Instructions to follow →
Identify each line below that contains the word "PANCADAS", and copy it out.

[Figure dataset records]
▼▼▼
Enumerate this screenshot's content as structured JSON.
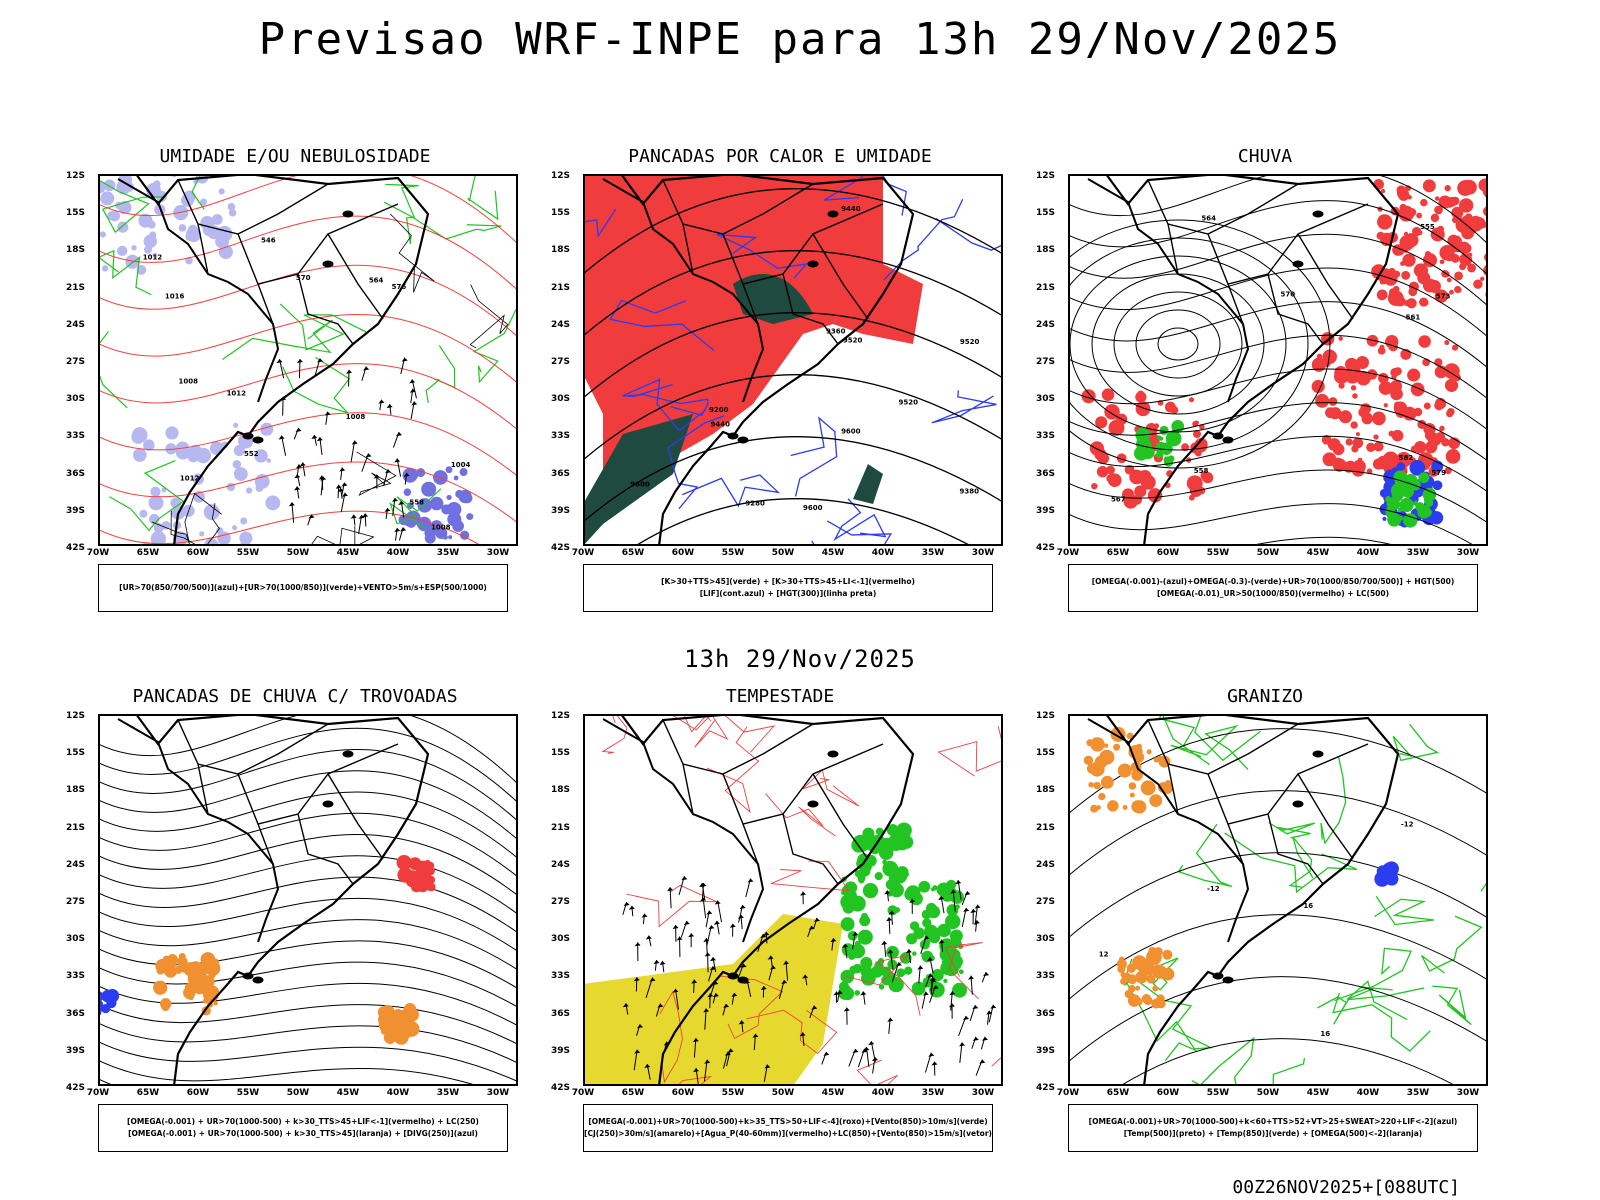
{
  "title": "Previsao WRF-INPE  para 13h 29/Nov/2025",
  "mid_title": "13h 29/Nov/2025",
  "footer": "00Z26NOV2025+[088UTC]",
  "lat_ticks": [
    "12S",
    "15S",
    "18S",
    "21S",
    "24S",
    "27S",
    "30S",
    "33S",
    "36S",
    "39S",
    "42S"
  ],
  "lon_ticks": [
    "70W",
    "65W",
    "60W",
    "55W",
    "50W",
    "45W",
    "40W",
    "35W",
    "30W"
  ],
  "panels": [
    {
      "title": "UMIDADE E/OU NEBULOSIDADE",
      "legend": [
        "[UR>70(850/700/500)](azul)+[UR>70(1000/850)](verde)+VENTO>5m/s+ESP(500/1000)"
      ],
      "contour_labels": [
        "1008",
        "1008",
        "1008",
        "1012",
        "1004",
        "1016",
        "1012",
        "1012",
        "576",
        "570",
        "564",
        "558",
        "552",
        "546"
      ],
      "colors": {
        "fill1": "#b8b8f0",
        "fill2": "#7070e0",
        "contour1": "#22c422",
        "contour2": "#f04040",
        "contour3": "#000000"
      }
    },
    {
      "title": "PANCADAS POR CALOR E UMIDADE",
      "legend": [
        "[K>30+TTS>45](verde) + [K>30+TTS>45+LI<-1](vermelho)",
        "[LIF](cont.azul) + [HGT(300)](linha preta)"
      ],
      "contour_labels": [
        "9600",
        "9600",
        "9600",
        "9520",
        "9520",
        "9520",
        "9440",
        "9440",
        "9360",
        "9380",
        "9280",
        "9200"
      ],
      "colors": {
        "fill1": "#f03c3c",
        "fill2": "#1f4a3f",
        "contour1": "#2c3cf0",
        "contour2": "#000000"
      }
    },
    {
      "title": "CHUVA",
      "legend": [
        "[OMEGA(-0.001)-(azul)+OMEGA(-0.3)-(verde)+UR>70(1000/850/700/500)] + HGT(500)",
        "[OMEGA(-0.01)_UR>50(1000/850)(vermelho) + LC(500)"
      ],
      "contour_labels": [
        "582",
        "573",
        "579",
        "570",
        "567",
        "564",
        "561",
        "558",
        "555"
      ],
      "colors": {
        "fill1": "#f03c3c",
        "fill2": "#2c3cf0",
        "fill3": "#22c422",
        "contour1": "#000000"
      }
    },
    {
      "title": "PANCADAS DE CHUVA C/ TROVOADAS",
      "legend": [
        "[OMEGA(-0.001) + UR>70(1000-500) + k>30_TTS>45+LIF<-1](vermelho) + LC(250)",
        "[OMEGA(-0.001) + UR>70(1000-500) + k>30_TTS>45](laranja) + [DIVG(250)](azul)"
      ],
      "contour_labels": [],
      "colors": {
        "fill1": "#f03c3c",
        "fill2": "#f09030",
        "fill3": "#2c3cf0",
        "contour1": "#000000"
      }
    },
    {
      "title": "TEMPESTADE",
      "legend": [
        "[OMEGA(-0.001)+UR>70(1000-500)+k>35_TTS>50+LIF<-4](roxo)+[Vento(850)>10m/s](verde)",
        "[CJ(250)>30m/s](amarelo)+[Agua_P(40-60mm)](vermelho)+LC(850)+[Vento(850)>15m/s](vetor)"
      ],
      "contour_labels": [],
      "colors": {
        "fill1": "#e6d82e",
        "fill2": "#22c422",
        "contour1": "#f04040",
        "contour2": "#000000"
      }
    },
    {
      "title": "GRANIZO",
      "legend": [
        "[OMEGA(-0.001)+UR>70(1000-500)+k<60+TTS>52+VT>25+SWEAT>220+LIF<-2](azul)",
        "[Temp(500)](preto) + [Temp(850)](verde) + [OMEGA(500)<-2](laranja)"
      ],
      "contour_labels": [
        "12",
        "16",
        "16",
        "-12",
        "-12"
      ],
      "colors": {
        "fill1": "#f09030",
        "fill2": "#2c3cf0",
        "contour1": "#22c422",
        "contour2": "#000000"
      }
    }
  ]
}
▲▲▲
Exercise output →
      "title": "PANCADAS POR CALOR E UMIDADE",
      "title": "PANCADAS DE CHUVA C/ TROVOADAS",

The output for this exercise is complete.